§ **Problem**: Which lines in the records below contain the word "this"? Copy each one out.

§ **Data to use**:
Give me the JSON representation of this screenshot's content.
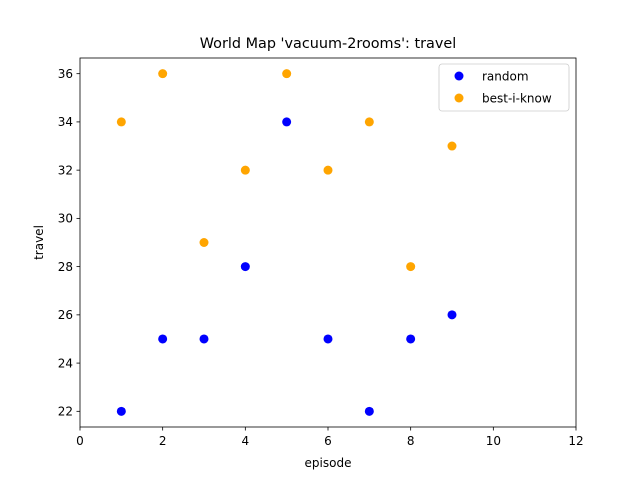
{
  "chart_data": {
    "type": "scatter",
    "title": "World Map 'vacuum-2rooms': travel",
    "xlabel": "episode",
    "ylabel": "travel",
    "xlim": [
      0,
      12
    ],
    "ylim": [
      21.35,
      36.65
    ],
    "xticks": [
      0,
      2,
      4,
      6,
      8,
      10,
      12
    ],
    "yticks": [
      22,
      24,
      26,
      28,
      30,
      32,
      34,
      36
    ],
    "grid": false,
    "legend": "top-right",
    "series": [
      {
        "name": "random",
        "color": "#0000ff",
        "points": [
          [
            1,
            22
          ],
          [
            2,
            25
          ],
          [
            3,
            25
          ],
          [
            4,
            28
          ],
          [
            5,
            34
          ],
          [
            6,
            25
          ],
          [
            7,
            22
          ],
          [
            8,
            25
          ],
          [
            9,
            26
          ]
        ]
      },
      {
        "name": "best-i-know",
        "color": "#ffa500",
        "points": [
          [
            1,
            34
          ],
          [
            2,
            36
          ],
          [
            3,
            29
          ],
          [
            4,
            32
          ],
          [
            5,
            36
          ],
          [
            6,
            32
          ],
          [
            7,
            34
          ],
          [
            8,
            28
          ],
          [
            9,
            33
          ]
        ]
      }
    ]
  }
}
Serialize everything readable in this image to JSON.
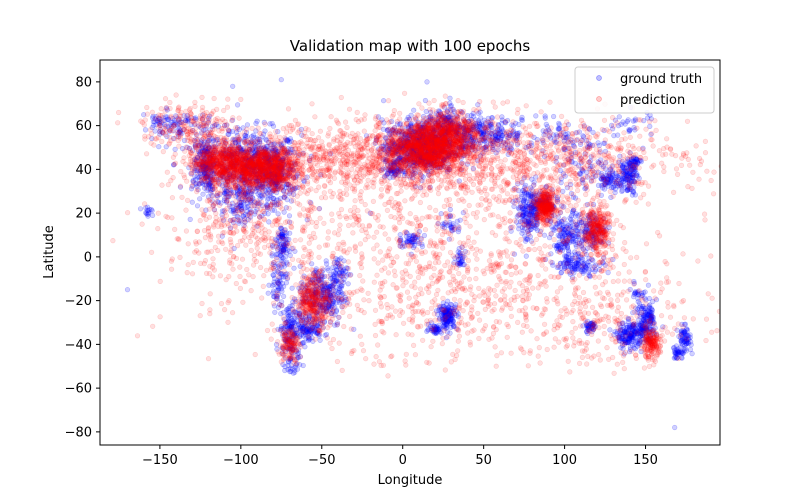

§ **Finished answer**:
Give me the JSON representation of this screenshot's content.
Serialize everything readable in this image to JSON.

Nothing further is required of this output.